▶ _Excerpted records_
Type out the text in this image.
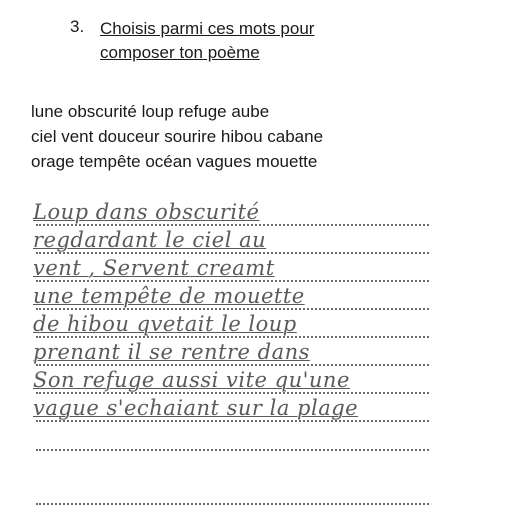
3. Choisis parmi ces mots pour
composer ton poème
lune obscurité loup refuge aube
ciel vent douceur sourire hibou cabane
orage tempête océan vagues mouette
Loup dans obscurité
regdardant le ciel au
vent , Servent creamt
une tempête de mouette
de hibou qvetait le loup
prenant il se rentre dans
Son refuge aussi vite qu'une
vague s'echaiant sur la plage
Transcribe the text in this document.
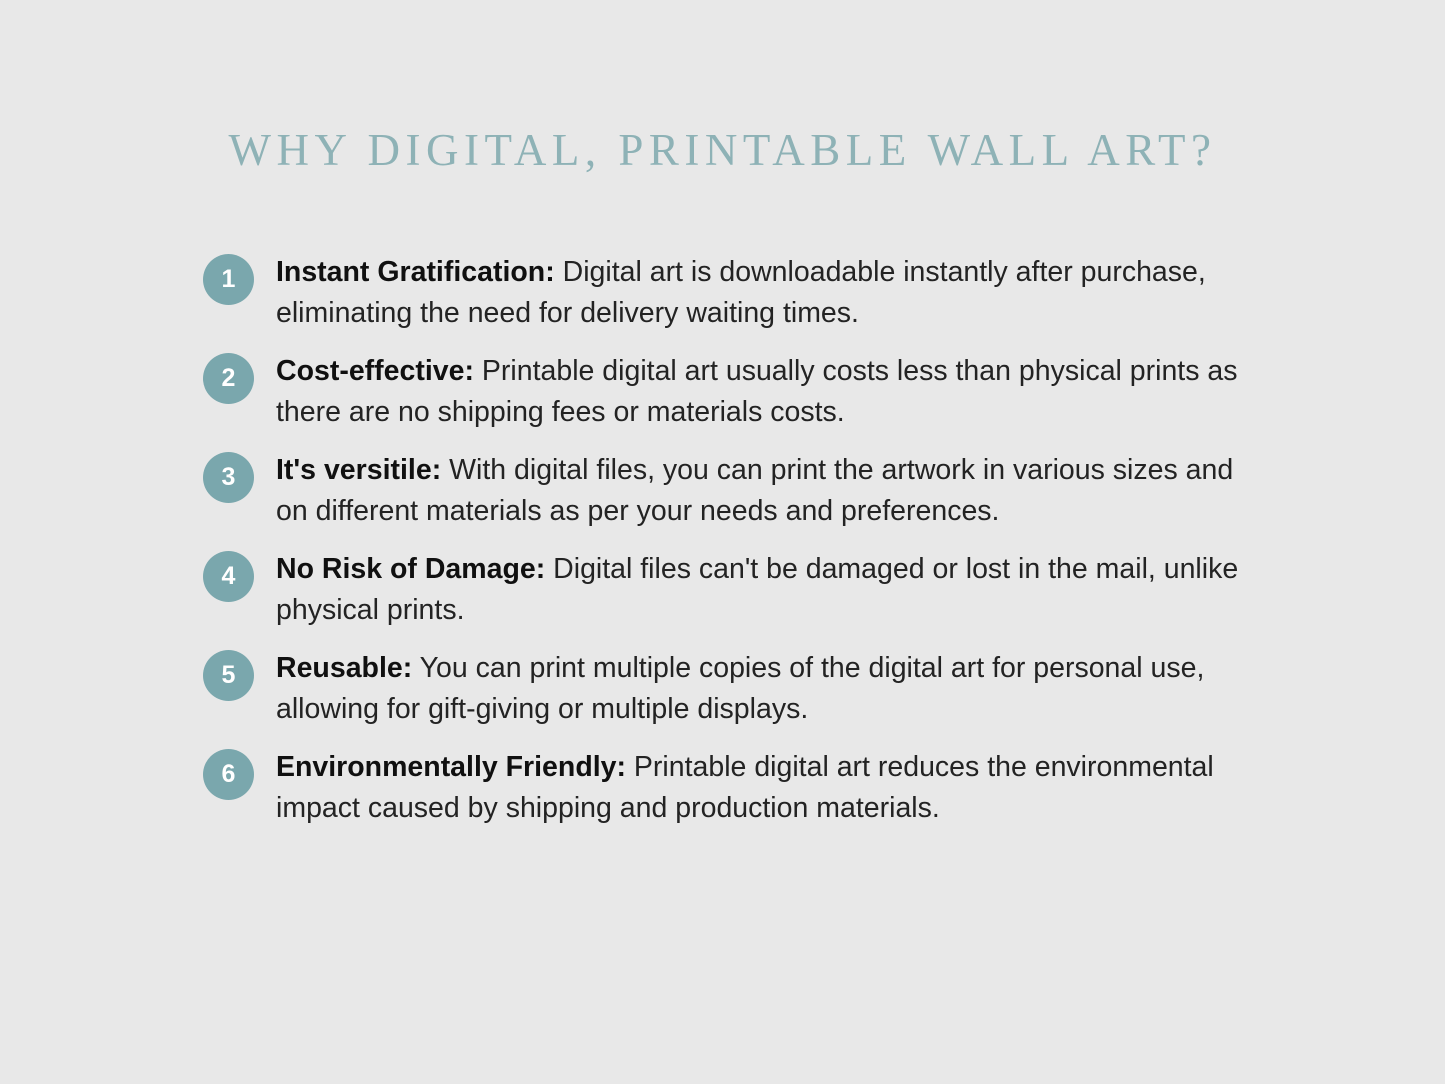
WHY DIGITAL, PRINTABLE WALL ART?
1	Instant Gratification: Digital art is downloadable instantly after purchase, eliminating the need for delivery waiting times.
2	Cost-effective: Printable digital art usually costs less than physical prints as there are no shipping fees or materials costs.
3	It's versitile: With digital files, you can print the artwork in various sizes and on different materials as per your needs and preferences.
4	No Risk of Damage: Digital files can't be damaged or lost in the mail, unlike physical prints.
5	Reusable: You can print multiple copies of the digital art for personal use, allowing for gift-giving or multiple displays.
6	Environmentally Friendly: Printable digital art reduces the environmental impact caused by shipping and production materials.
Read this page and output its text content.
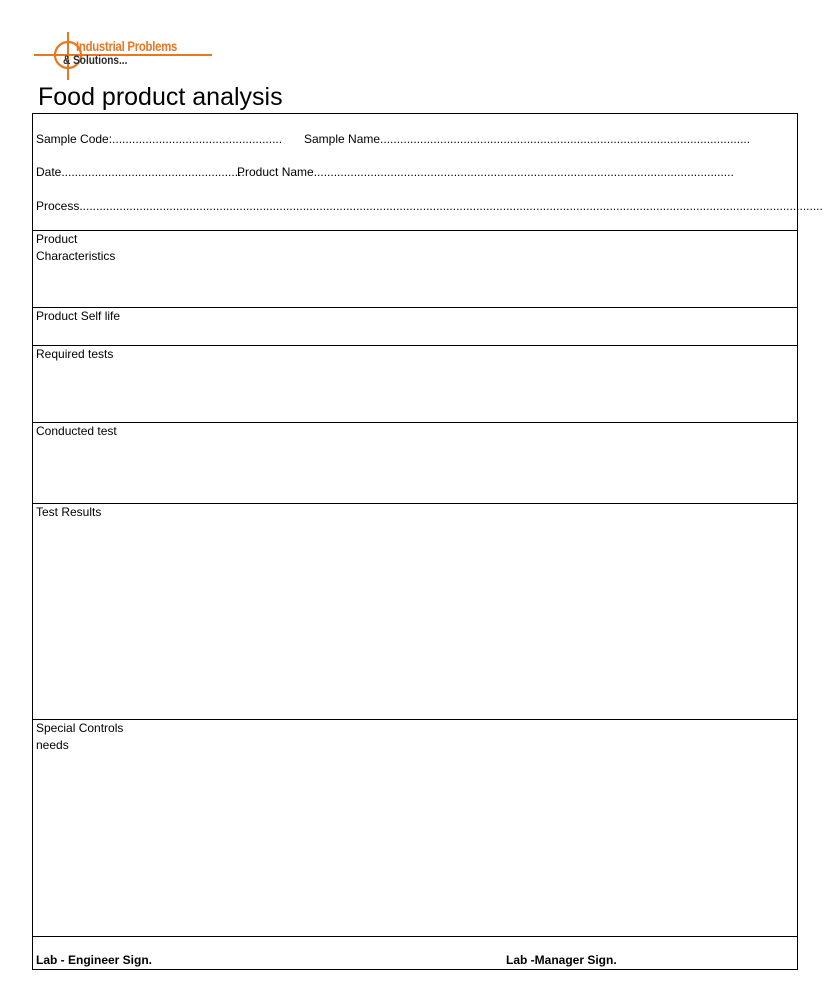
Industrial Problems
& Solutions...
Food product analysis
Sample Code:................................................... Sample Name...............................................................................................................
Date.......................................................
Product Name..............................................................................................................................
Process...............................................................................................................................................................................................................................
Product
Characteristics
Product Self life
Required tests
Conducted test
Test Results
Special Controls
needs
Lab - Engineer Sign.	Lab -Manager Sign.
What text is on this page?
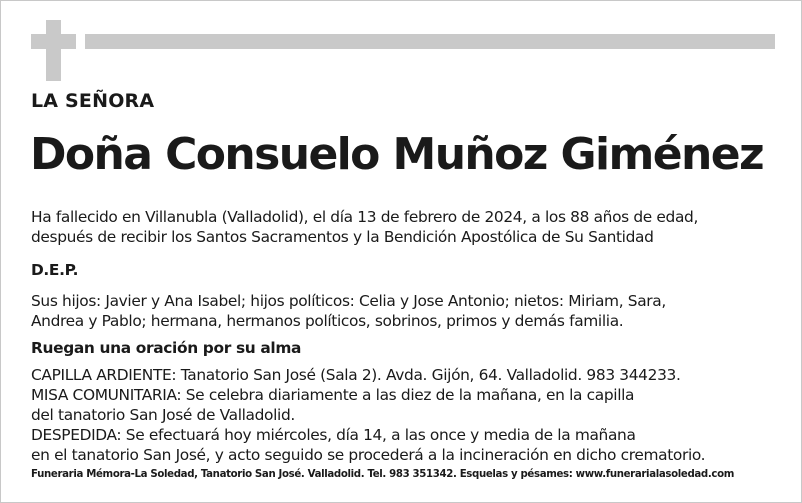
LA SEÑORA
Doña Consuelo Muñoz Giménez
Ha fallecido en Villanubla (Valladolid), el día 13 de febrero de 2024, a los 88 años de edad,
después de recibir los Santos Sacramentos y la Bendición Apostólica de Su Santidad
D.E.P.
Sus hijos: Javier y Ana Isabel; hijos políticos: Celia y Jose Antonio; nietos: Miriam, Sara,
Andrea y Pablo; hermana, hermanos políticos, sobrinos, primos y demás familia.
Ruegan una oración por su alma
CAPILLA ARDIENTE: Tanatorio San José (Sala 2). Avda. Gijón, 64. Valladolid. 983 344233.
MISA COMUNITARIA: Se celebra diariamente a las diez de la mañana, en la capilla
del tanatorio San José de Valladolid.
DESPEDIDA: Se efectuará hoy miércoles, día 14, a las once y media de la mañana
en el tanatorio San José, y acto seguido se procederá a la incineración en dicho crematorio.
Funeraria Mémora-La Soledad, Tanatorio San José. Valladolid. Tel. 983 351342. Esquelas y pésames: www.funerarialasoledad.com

▶ _The problem_
Pick each line holding the word "refuge" out of the data and copy it.

▶ _The response_
lune obscurité loup refuge aube
Son refuge aussi vite qu'une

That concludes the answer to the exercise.